* Begin Records *

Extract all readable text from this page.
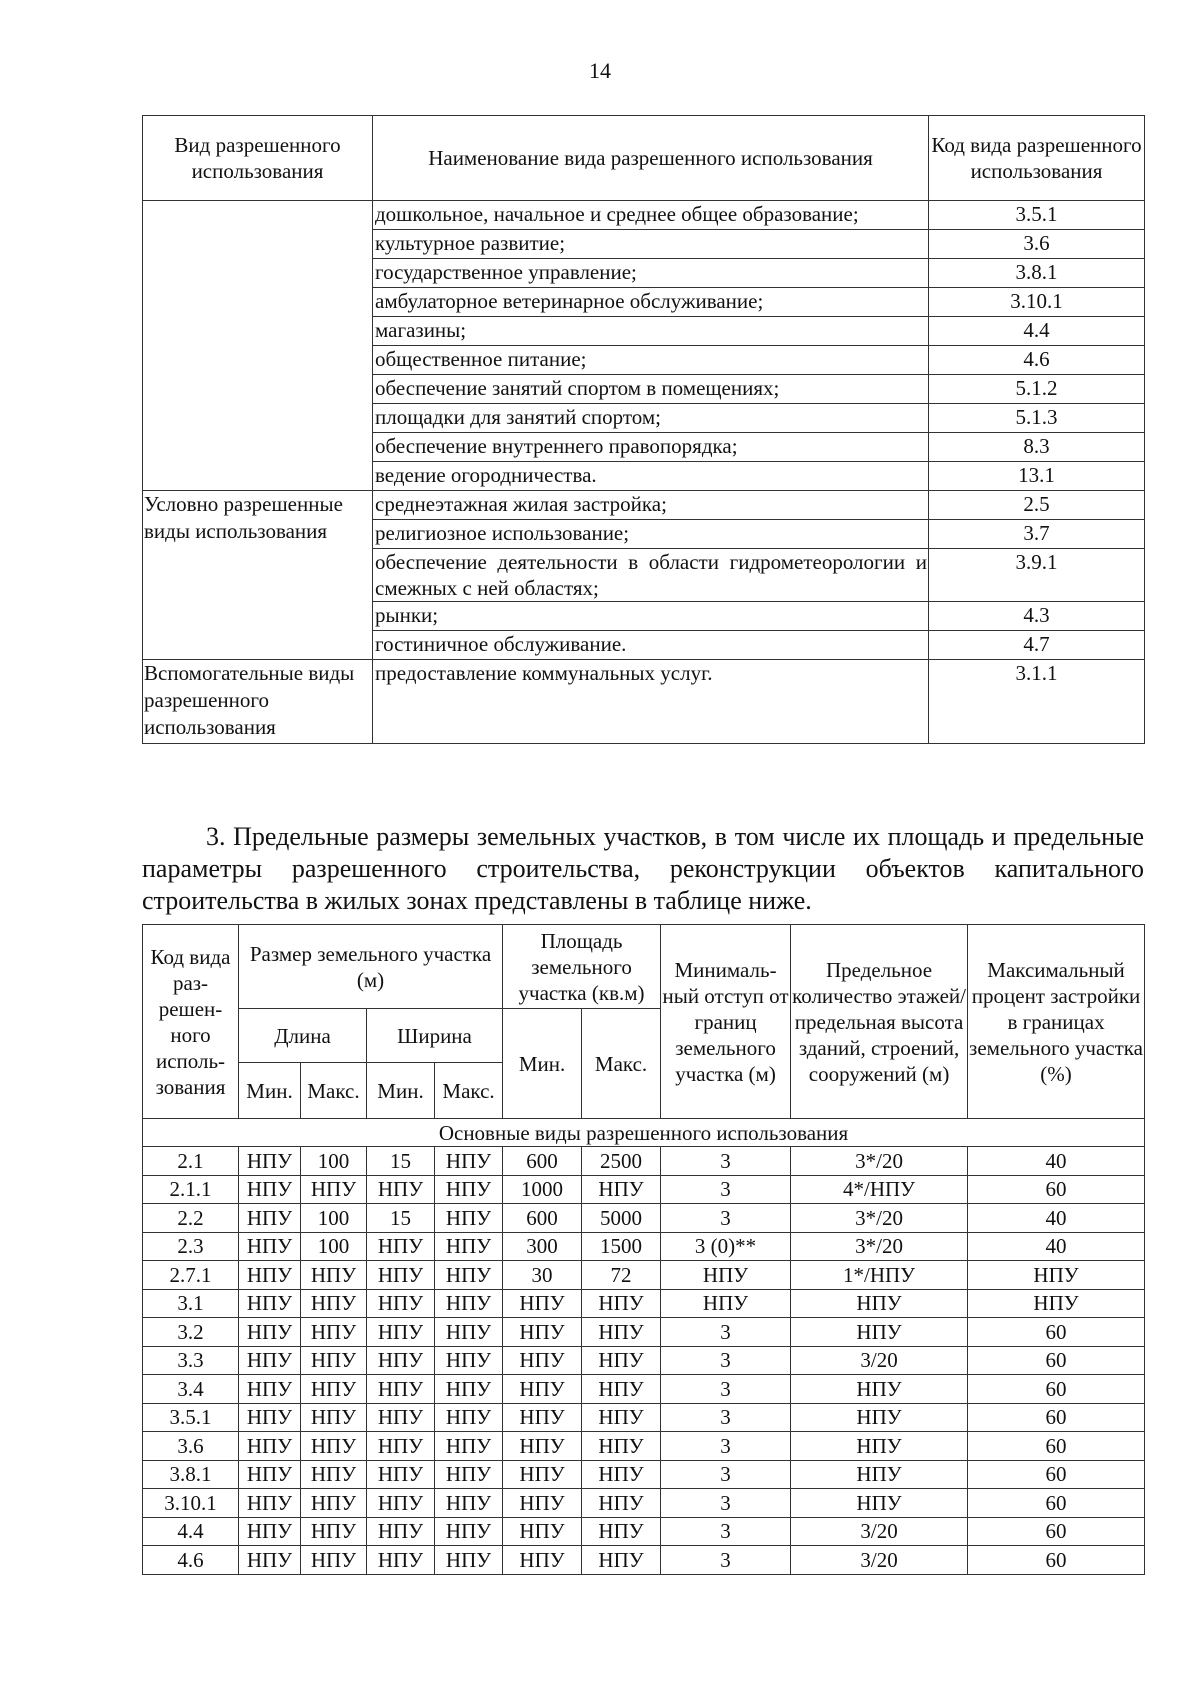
14
Вид разрешенного использования	Наименование вида разрешенного использования	Код вида разрешенного использования
	дошкольное, начальное и среднее общее образование;	3.5.1
	культурное развитие;	3.6
	государственное управление;	3.8.1
	амбулаторное ветеринарное обслуживание;	3.10.1
	магазины;	4.4
	общественное питание;	4.6
	обеспечение занятий спортом в помещениях;	5.1.2
	площадки для занятий спортом;	5.1.3
	обеспечение внутреннего правопорядка;	8.3
	ведение огородничества.	13.1
Условно разрешенные виды использования	среднеэтажная жилая застройка;	2.5
	религиозное использование;	3.7
	обеспечение деятельности в области гидрометеорологии и смежных с ней областях;	3.9.1
	рынки;	4.3
	гостиничное обслуживание.	4.7
Вспомогательные виды разрешенного использования	предоставление коммунальных услуг.	3.1.1

3. Предельные размеры земельных участков, в том числе их площадь и предельные параметры разрешенного строительства, реконструкции объектов капитального строительства в жилых зонах представлены в таблице ниже.

Код вида раз- решен- ного исполь- зования	Размер земельного участка (м)				Площадь земельного участка (кв.м)		Минималь- ный отступ от границ земельного участка (м)	Предельное количество этажей/ предельная высота зданий, строений, сооружений (м)	Максимальный процент застройки в границах земельного участка (%)
	Длина		Ширина		Мин.	Макс.			
	Мин.	Макс.	Мин.	Макс.					
Основные виды разрешенного использования									
2.1	НПУ	100	15	НПУ	600	2500	3	3*/20	40
2.1.1	НПУ	НПУ	НПУ	НПУ	1000	НПУ	3	4*/НПУ	60
2.2	НПУ	100	15	НПУ	600	5000	3	3*/20	40
2.3	НПУ	100	НПУ	НПУ	300	1500	3 (0)**	3*/20	40
2.7.1	НПУ	НПУ	НПУ	НПУ	30	72	НПУ	1*/НПУ	НПУ
3.1	НПУ	НПУ	НПУ	НПУ	НПУ	НПУ	НПУ	НПУ	НПУ
3.2	НПУ	НПУ	НПУ	НПУ	НПУ	НПУ	3	НПУ	60
3.3	НПУ	НПУ	НПУ	НПУ	НПУ	НПУ	3	3/20	60
3.4	НПУ	НПУ	НПУ	НПУ	НПУ	НПУ	3	НПУ	60
3.5.1	НПУ	НПУ	НПУ	НПУ	НПУ	НПУ	3	НПУ	60
3.6	НПУ	НПУ	НПУ	НПУ	НПУ	НПУ	3	НПУ	60
3.8.1	НПУ	НПУ	НПУ	НПУ	НПУ	НПУ	3	НПУ	60
3.10.1	НПУ	НПУ	НПУ	НПУ	НПУ	НПУ	3	НПУ	60
4.4	НПУ	НПУ	НПУ	НПУ	НПУ	НПУ	3	3/20	60
4.6	НПУ	НПУ	НПУ	НПУ	НПУ	НПУ	3	3/20	60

* End Records *

What the task asks: Return, from the data, each line that has the word "виды" in it.

Answer to the exercise:
Условно разрешенные виды использования	среднеэтажная жилая застройка;	2.5
Вспомогательные виды разрешенного использования	предоставление коммунальных услуг.	3.1.1
Основные виды разрешенного использования									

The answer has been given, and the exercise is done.